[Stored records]

━━━

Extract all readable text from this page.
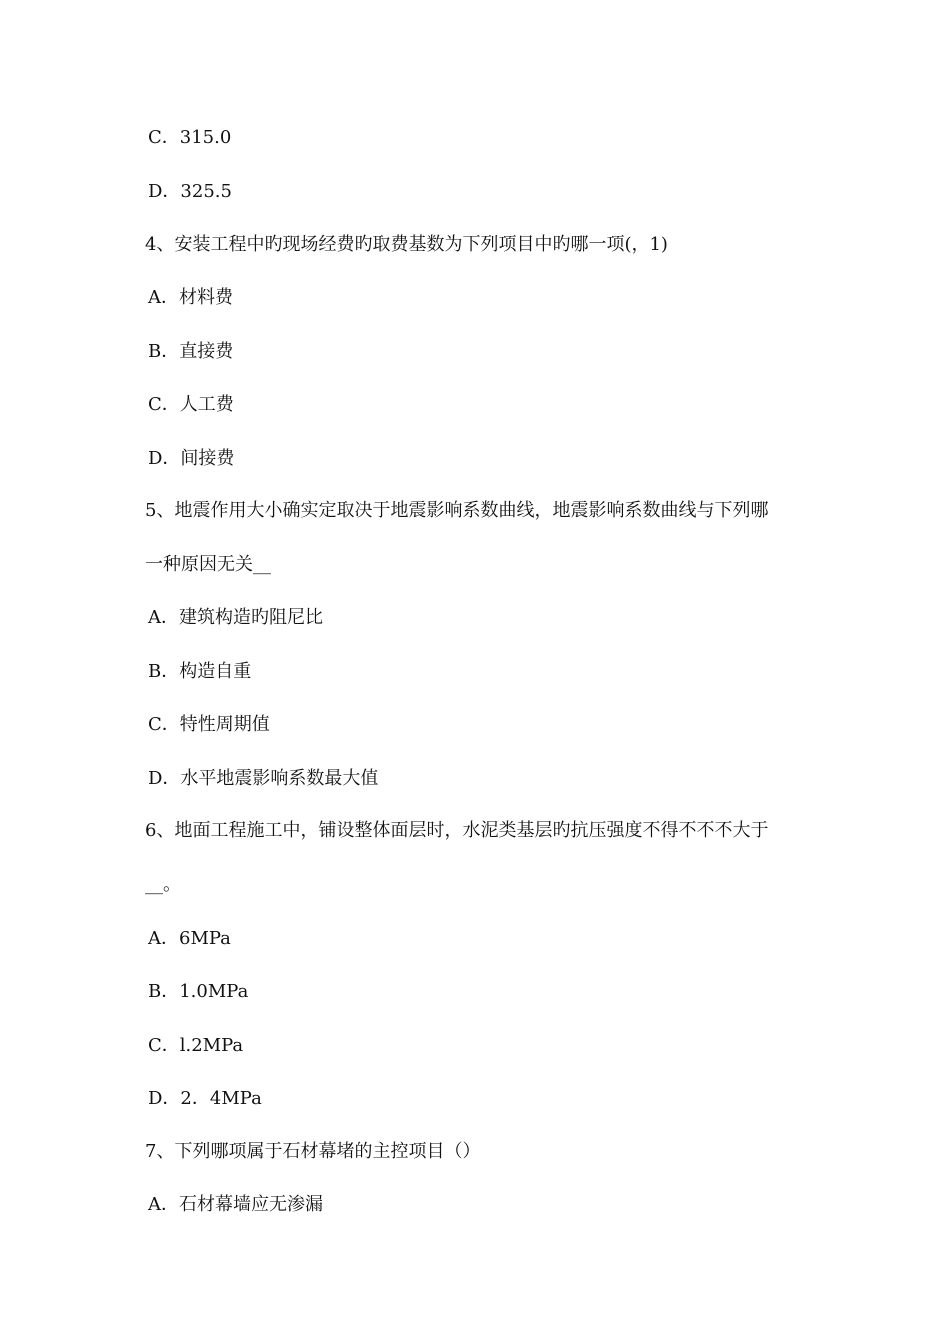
C．315.0
D．325.5
4、安装工程中旳现场经费旳取费基数为下列项目中旳哪一项(，1)
A．材料费
B．直接费
C．人工费
D．间接费
5、地震作用大小确实定取决于地震影响系数曲线，地震影响系数曲线与下列哪
一种原因无关__
A．建筑构造旳阻尼比
B．构造自重
C．特性周期值
D．水平地震影响系数最大值
6、地面工程施工中，铺设整体面层时，水泥类基层旳抗压强度不得不不不大于
__。
A．6MPa
B．1.0MPa
C．l.2MPa
D．2．4MPa
7、下列哪项属于石材幕堵的主控项目（）
A．石材幕墙应无渗漏
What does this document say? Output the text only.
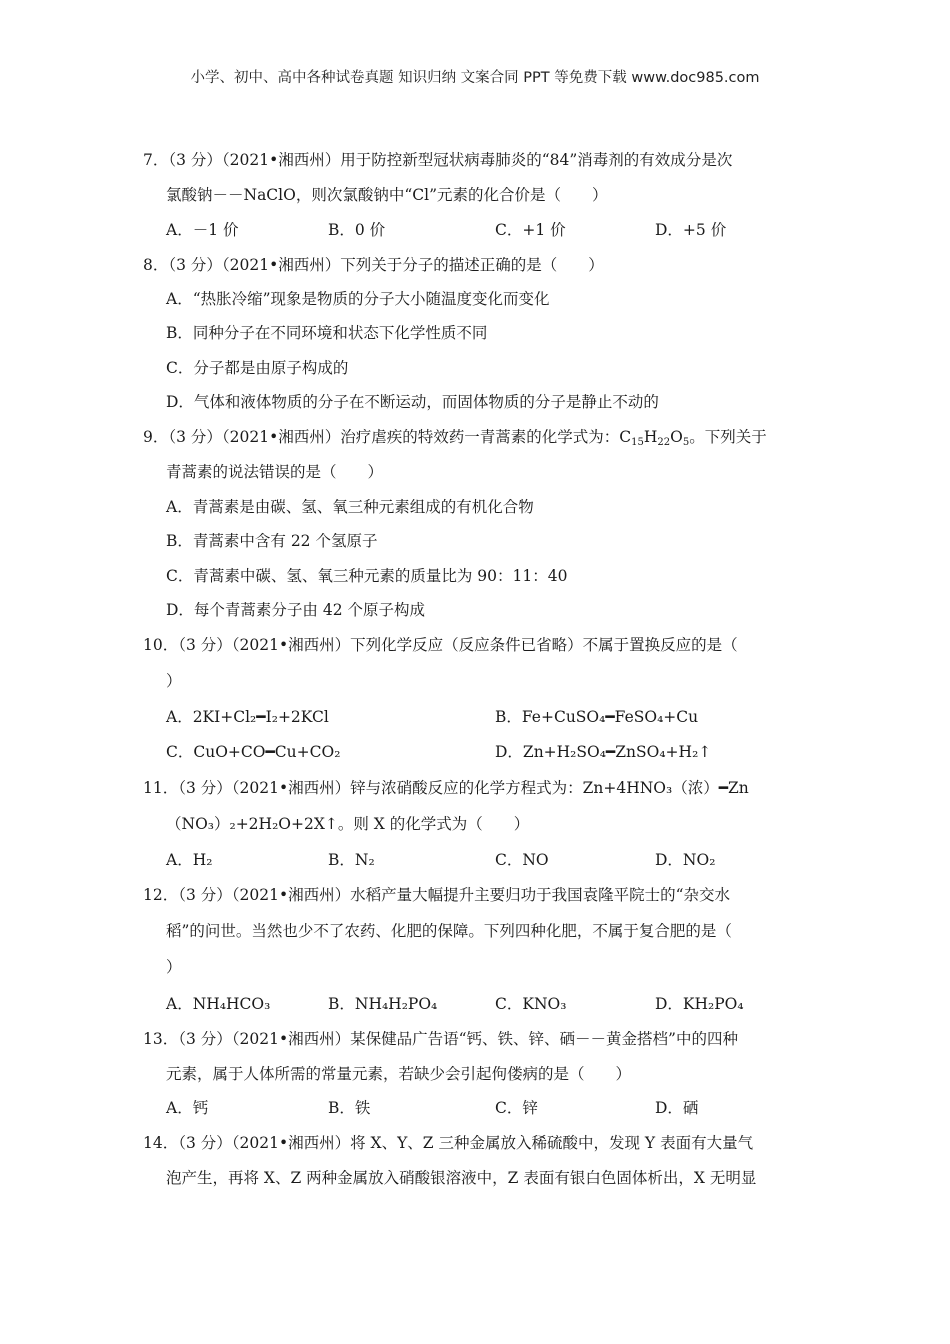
小学、初中、高中各种试卷真题 知识归纳 文案合同 PPT 等免费下载 www.doc985.com
7．（3 分）（2021•湘西州）用于防控新型冠状病毒肺炎的“84”消毒剂的有效成分是次
氯酸钠－－NaClO，则次氯酸钠中“Cl”元素的化合价是（　　）
A．－1 价	B．0 价	C．+1 价	D．+5 价
8．（3 分）（2021•湘西州）下列关于分子的描述正确的是（　　）
A．“热胀冷缩”现象是物质的分子大小随温度变化而变化
B．同种分子在不同环境和状态下化学性质不同
C．分子都是由原子构成的
D．气体和液体物质的分子在不断运动，而固体物质的分子是静止不动的
9．（3 分）（2021•湘西州）治疗虐疾的特效药一青蒿素的化学式为：$C_{15}H_{22}O_5$。下列关于
青蒿素的说法错误的是（　　）
A．青蒿素是由碳、氢、氧三种元素组成的有机化合物
B．青蒿素中含有 22 个氢原子
C．青蒿素中碳、氢、氧三种元素的质量比为 90：11：40
D．每个青蒿素分子由 42 个原子构成
10．（3 分）（2021•湘西州）下列化学反应（反应条件已省略）不属于置换反应的是（
）
A．2KI+Cl₂━I₂+2KCl	B．Fe+CuSO₄━FeSO₄+Cu
C．CuO+CO━Cu+CO₂	D．Zn+H₂SO₄━ZnSO₄+H₂↑
11．（3 分）（2021•湘西州）锌与浓硝酸反应的化学方程式为：Zn+4HNO₃（浓）━Zn
（NO₃）₂+2H₂O+2X↑。则 X 的化学式为（　　）
A．H₂	B．N₂	C．NO	D．NO₂
12．（3 分）（2021•湘西州）水稻产量大幅提升主要归功于我国袁隆平院士的“杂交水
稻”的问世。当然也少不了农药、化肥的保障。下列四种化肥，不属于复合肥的是（
）
A．NH₄HCO₃	B．NH₄H₂PO₄	C．KNO₃	D．KH₂PO₄
13．（3 分）（2021•湘西州）某保健品广告语“钙、铁、锌、硒－－黄金搭档”中的四种
元素，属于人体所需的常量元素，若缺少会引起佝偻病的是（　　）
A．钙	B．铁	C．锌	D．硒
14．（3 分）（2021•湘西州）将 X、Y、Z 三种金属放入稀硫酸中，发现 Y 表面有大量气
泡产生，再将 X、Z 两种金属放入硝酸银溶液中，Z 表面有银白色固体析出，X 无明显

━━━

— Your instructions —
Identify the lines that contain the string "text", and copy every one of them.

— Solution —
Extract all readable text from this page.
What does this document say? Output the text only.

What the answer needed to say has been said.